What you have to do>
Pick every line with "this" from the material below.

-- BEGIN Records supplied --

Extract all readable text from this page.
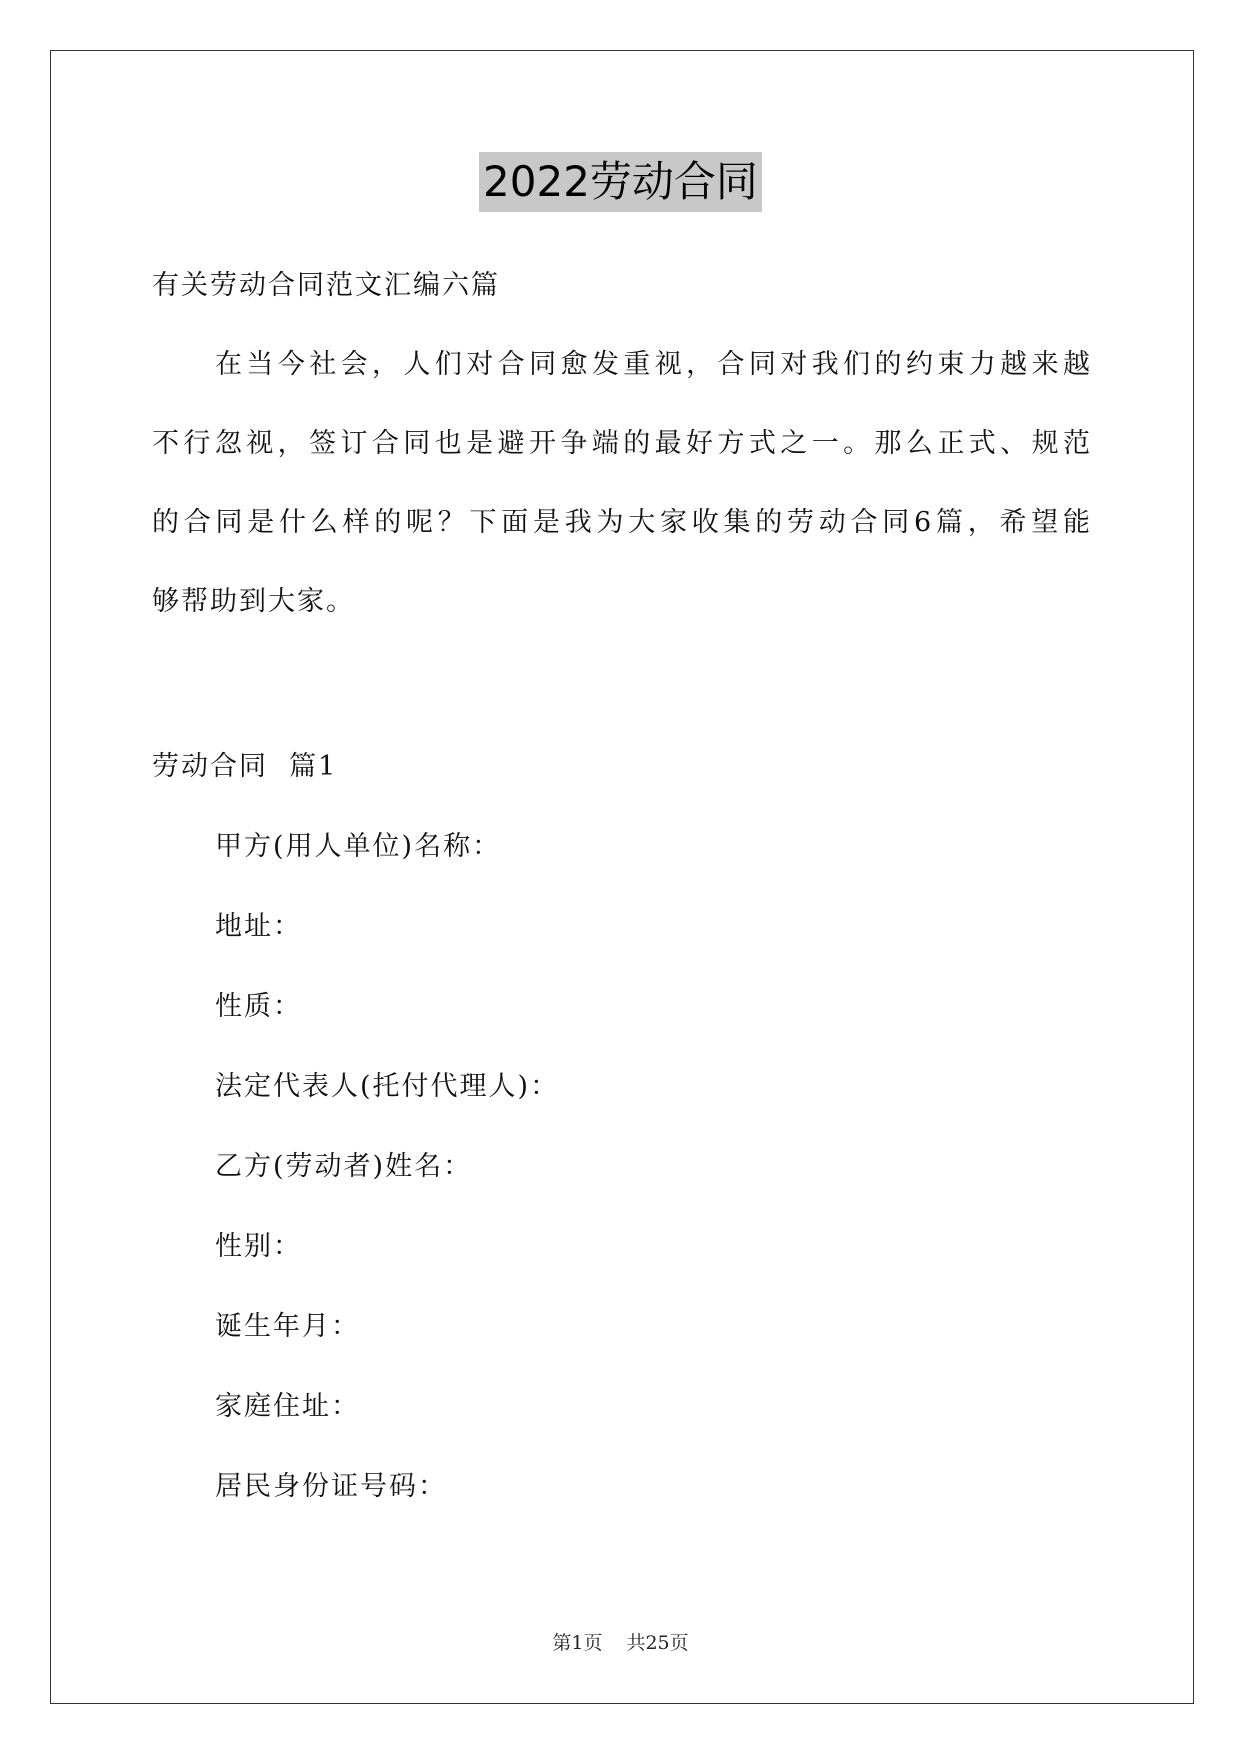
2022劳动合同
有关劳动合同范文汇编六篇
在当今社会，人们对合同愈发重视，合同对我们的约束力越来越
不行忽视，签订合同也是避开争端的最好方式之一。那么正式、规范
的合同是什么样的呢？下面是我为大家收集的劳动合同6篇，希望能
够帮助到大家。
劳动合同  篇1
甲方(用人单位)名称：
地址：
性质：
法定代表人(托付代理人)：
乙方(劳动者)姓名：
性别：
诞生年月：
家庭住址：
居民身份证号码：
第1页 共25页
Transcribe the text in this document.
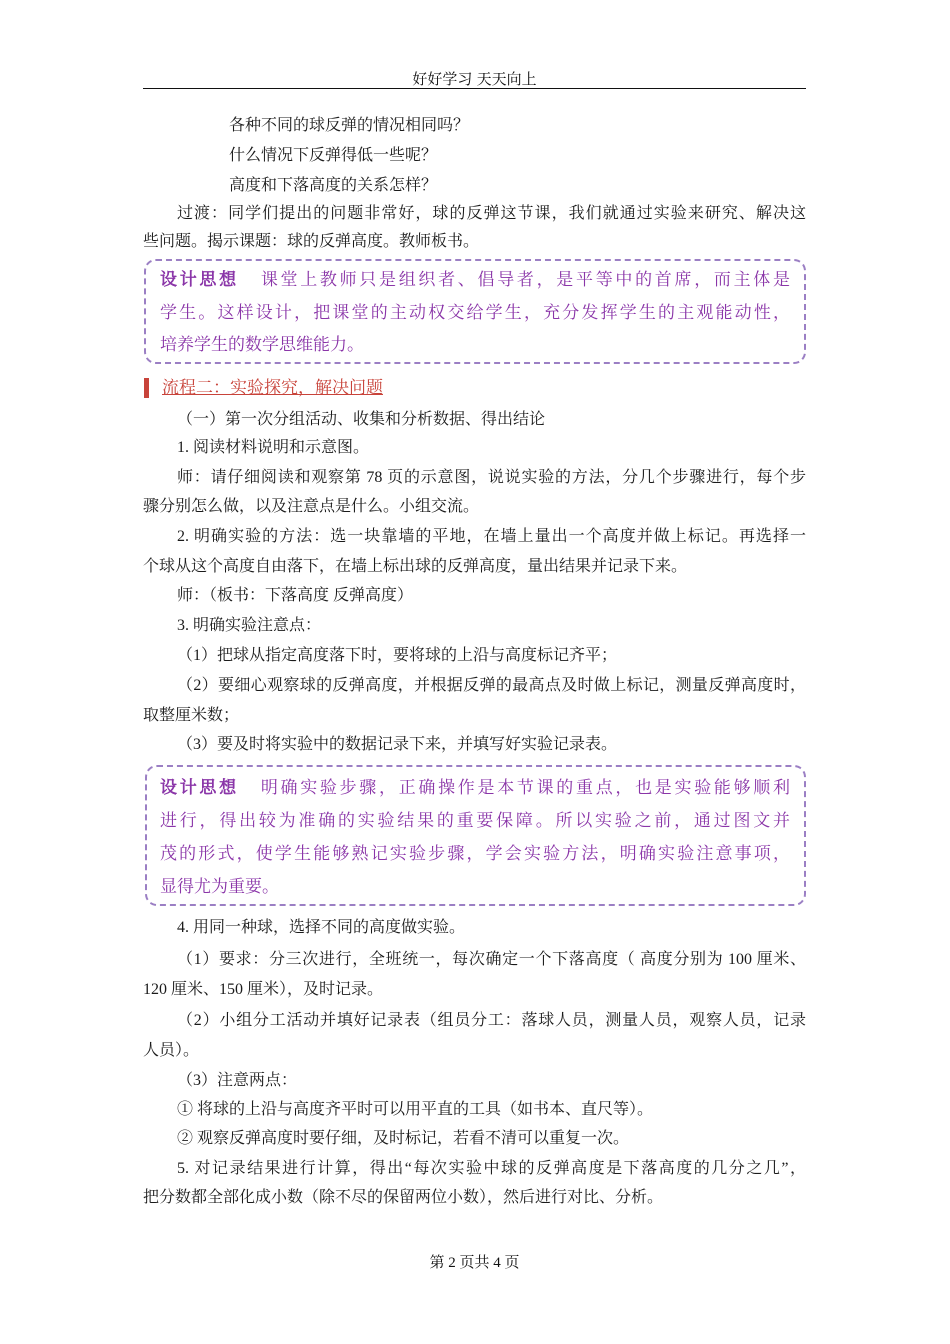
好好学习 天天向上
各种不同的球反弹的情况相同吗？
什么情况下反弹得低一些呢？
高度和下落高度的关系怎样？
过渡：同学们提出的问题非常好，球的反弹这节课，我们就通过实验来研究、解决这
些问题。揭示课题：球的反弹高度。教师板书。
设计思想 课堂上教师只是组织者、倡导者，是平等中的首席，而主体是
学生。这样设计，把课堂的主动权交给学生，充分发挥学生的主观能动性，
培养学生的数学思维能力。
流程二：实验探究，解决问题
（一）第一次分组活动、收集和分析数据、得出结论
1. 阅读材料说明和示意图。
师：请仔细阅读和观察第 78 页的示意图，说说实验的方法，分几个步骤进行，每个步
骤分别怎么做，以及注意点是什么。小组交流。
2. 明确实验的方法：选一块靠墙的平地，在墙上量出一个高度并做上标记。再选择一
个球从这个高度自由落下，在墙上标出球的反弹高度，量出结果并记录下来。
师：（板书：下落高度 反弹高度）
3. 明确实验注意点：
（1）把球从指定高度落下时，要将球的上沿与高度标记齐平；
（2）要细心观察球的反弹高度，并根据反弹的最高点及时做上标记，测量反弹高度时，
取整厘米数；
（3）要及时将实验中的数据记录下来，并填写好实验记录表。
设计思想 明确实验步骤，正确操作是本节课的重点，也是实验能够顺利
进行，得出较为准确的实验结果的重要保障。所以实验之前，通过图文并
茂的形式，使学生能够熟记实验步骤，学会实验方法，明确实验注意事项，
显得尤为重要。
4. 用同一种球，选择不同的高度做实验。
（1）要求：分三次进行，全班统一，每次确定一个下落高度（ 高度分别为 100 厘米、
120 厘米、150 厘米），及时记录。
（2）小组分工活动并填好记录表（组员分工：落球人员，测量人员，观察人员，记录
人员）。
（3）注意两点：
① 将球的上沿与高度齐平时可以用平直的工具（如书本、直尺等）。
② 观察反弹高度时要仔细，及时标记，若看不清可以重复一次。
5. 对记录结果进行计算，得出“每次实验中球的反弹高度是下落高度的几分之几”，
把分数都全部化成小数（除不尽的保留两位小数），然后进行对比、分析。
第 2 页共 4 页
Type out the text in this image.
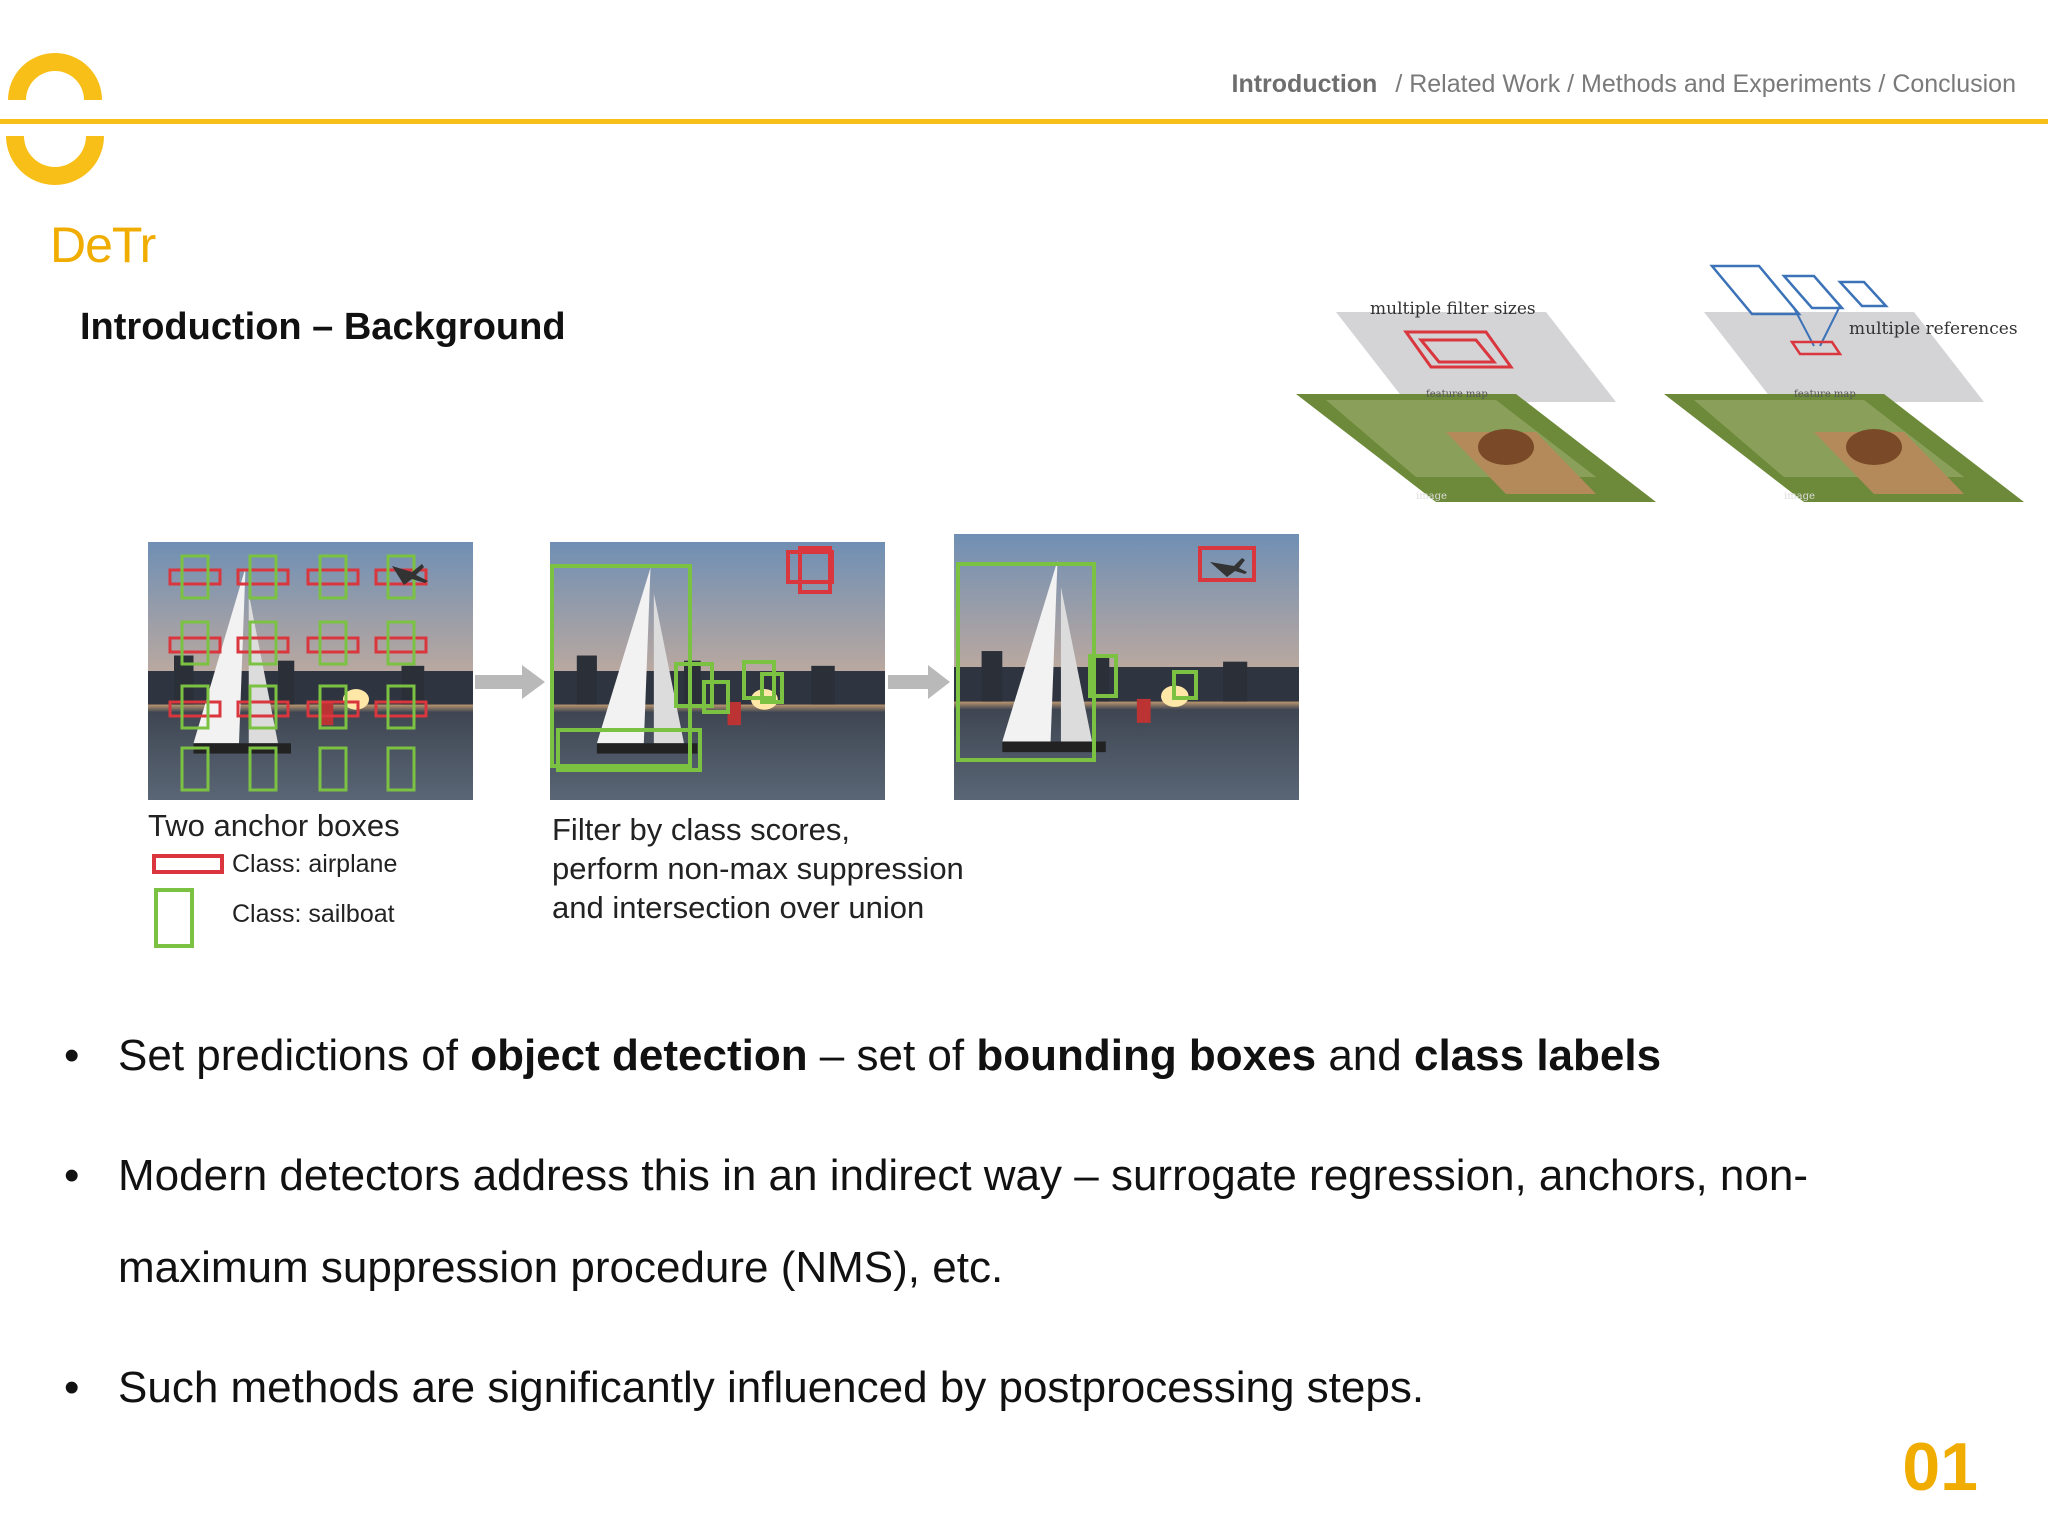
Introduction / Related Work / Methods and Experiments / Conclusion
DeTr
Introduction – Background	multiple filter sizes
feature map
image
multiple references
feature map
image
Two anchor boxes
Class: airplane
Class: sailboat
Filter by class scores,
perform non-max suppression
and intersection over union
• Set predictions of object detection – set of bounding boxes and class labels
• Modern detectors address this in an indirect way – surrogate regression, anchors, non-
maximum suppression procedure (NMS), etc.
• Such methods are significantly influenced by postprocessing steps.
01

-- END Records supplied --

Answer to the problem>
Extract all readable text from this page.
Transcribe the text in this document.
Type out the text in this image.
• Modern detectors address this in an indirect way – surrogate regression, anchors, non-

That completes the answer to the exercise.